> MATERIAL:
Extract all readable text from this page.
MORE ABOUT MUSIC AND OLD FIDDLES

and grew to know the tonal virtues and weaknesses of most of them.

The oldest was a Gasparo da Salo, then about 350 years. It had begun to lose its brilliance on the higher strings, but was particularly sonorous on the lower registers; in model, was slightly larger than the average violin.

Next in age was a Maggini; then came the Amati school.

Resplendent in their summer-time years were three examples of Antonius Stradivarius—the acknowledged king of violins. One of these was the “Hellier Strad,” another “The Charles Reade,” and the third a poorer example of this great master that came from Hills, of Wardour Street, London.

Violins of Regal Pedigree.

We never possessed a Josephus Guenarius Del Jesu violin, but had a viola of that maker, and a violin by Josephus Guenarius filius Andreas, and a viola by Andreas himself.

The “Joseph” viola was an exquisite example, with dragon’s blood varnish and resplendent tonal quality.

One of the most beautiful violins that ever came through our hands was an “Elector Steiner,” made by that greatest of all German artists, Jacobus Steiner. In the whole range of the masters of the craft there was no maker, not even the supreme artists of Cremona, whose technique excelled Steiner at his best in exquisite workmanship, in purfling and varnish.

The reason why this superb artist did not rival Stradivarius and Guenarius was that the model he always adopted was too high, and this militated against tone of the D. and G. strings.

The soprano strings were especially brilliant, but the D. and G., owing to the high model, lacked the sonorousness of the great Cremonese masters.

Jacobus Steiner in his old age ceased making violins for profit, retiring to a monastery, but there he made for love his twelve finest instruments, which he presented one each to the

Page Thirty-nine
==
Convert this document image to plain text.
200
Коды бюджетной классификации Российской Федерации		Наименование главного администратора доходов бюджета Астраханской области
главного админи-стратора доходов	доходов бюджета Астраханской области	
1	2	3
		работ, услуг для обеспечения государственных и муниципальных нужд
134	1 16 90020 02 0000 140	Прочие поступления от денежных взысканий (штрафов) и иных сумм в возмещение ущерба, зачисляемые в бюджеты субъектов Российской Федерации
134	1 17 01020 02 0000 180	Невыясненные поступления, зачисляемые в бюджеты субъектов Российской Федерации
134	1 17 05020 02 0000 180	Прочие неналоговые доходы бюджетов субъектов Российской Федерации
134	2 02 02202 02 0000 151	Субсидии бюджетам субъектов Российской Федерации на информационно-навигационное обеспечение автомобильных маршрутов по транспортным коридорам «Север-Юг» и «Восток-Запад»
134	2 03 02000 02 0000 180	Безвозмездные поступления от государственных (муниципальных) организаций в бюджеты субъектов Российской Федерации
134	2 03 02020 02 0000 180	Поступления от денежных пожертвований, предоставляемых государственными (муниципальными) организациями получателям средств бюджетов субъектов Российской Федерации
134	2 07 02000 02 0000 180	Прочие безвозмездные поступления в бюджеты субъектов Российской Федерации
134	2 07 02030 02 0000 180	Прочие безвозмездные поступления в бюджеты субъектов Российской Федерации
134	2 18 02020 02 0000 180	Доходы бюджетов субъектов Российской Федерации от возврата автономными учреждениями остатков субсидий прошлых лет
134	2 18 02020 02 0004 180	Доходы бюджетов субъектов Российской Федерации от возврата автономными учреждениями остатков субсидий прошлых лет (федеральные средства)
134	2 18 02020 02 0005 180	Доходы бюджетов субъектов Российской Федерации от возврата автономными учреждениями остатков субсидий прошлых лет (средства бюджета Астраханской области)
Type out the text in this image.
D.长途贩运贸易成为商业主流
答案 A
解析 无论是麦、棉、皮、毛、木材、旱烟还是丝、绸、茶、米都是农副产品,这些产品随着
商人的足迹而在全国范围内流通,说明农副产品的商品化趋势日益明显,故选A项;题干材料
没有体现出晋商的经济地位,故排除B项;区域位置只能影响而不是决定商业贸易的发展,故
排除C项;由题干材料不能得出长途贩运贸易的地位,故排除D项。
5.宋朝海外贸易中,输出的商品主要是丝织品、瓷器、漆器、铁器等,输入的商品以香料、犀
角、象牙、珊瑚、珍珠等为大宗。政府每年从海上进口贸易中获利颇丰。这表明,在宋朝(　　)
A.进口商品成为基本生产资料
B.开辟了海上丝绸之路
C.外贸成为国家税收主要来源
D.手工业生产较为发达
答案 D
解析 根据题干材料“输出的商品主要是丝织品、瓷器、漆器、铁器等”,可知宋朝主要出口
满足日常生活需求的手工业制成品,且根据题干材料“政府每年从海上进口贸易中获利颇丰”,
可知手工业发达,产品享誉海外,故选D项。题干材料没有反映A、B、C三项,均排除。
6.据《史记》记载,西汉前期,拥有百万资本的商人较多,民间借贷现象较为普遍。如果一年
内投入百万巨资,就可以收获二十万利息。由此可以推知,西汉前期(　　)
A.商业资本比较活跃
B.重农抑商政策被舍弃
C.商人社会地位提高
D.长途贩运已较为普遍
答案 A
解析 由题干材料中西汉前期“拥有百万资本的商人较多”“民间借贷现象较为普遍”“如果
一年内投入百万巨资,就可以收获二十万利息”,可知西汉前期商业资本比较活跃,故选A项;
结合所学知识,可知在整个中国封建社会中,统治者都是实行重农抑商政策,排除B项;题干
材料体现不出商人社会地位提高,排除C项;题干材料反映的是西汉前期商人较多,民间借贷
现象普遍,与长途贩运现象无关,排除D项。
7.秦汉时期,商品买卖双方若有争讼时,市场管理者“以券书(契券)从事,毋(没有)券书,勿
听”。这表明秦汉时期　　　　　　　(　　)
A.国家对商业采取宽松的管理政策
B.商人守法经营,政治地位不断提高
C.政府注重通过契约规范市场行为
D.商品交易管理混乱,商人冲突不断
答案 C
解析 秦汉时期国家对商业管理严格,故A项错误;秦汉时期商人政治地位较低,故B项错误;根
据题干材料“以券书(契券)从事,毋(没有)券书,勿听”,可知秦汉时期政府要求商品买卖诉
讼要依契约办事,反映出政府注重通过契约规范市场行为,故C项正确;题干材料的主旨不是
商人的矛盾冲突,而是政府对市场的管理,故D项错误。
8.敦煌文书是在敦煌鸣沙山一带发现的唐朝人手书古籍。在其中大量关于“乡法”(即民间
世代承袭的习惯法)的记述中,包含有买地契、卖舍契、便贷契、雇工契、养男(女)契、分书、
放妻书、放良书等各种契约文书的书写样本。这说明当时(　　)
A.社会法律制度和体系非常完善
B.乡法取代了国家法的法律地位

> PROBLEM:
Every line of the records that includes the word "this" should be gathered.

> WRITTEN ANSWER:
Extract all readable text from this page.
Resplendent in their summer-time years were three examples of Antonius Stradivarius—the acknowledged king of violins. One of these was the “Hellier Strad,” another “The Charles Reade,” and the third a poorer example of this great master that came from Hills, of Wardour Street, London.
The reason why this superb artist did not rival Stradivarius and Guenarius was that the model he always adopted was too high, and this militated against tone of the D. and G. strings.
Convert this document image to plain text.
Type out the text in this image.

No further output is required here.